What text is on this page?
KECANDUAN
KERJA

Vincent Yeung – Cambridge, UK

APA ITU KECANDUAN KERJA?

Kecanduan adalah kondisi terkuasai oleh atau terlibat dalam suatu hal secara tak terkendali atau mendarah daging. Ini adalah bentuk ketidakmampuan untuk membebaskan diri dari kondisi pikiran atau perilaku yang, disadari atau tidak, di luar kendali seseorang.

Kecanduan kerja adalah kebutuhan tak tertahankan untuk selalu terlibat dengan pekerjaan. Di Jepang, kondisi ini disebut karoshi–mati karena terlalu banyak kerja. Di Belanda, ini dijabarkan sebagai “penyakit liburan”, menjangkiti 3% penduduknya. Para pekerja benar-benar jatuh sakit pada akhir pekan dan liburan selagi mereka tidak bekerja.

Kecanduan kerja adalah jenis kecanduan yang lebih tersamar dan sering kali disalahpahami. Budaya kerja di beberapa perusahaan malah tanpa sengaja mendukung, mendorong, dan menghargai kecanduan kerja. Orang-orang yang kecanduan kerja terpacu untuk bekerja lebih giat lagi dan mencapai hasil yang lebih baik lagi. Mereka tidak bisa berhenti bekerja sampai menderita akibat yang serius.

▬▬▬

- [Task]:
Transcribe the data. Leave every line exactly as it is.

- [Right answer]:
What text is on this page?
KECANDUAN
KERJA

Vincent Yeung – Cambridge, UK

APA ITU KECANDUAN KERJA?

Kecanduan adalah kondisi terkuasai oleh atau terlibat dalam suatu hal secara tak terkendali atau mendarah daging. Ini adalah bentuk ketidakmampuan untuk membebaskan diri dari kondisi pikiran atau perilaku yang, disadari atau tidak, di luar kendali seseorang.

Kecanduan kerja adalah kebutuhan tak tertahankan untuk selalu terlibat dengan pekerjaan. Di Jepang, kondisi ini disebut karoshi–mati karena terlalu banyak kerja. Di Belanda, ini dijabarkan sebagai “penyakit liburan”, menjangkiti 3% penduduknya. Para pekerja benar-benar jatuh sakit pada akhir pekan dan liburan selagi mereka tidak bekerja.

Kecanduan kerja adalah jenis kecanduan yang lebih tersamar dan sering kali disalahpahami. Budaya kerja di beberapa perusahaan malah tanpa sengaja mendukung, mendorong, dan menghargai kecanduan kerja. Orang-orang yang kecanduan kerja terpacu untuk bekerja lebih giat lagi dan mencapai hasil yang lebih baik lagi. Mereka tidak bisa berhenti bekerja sampai menderita akibat yang serius.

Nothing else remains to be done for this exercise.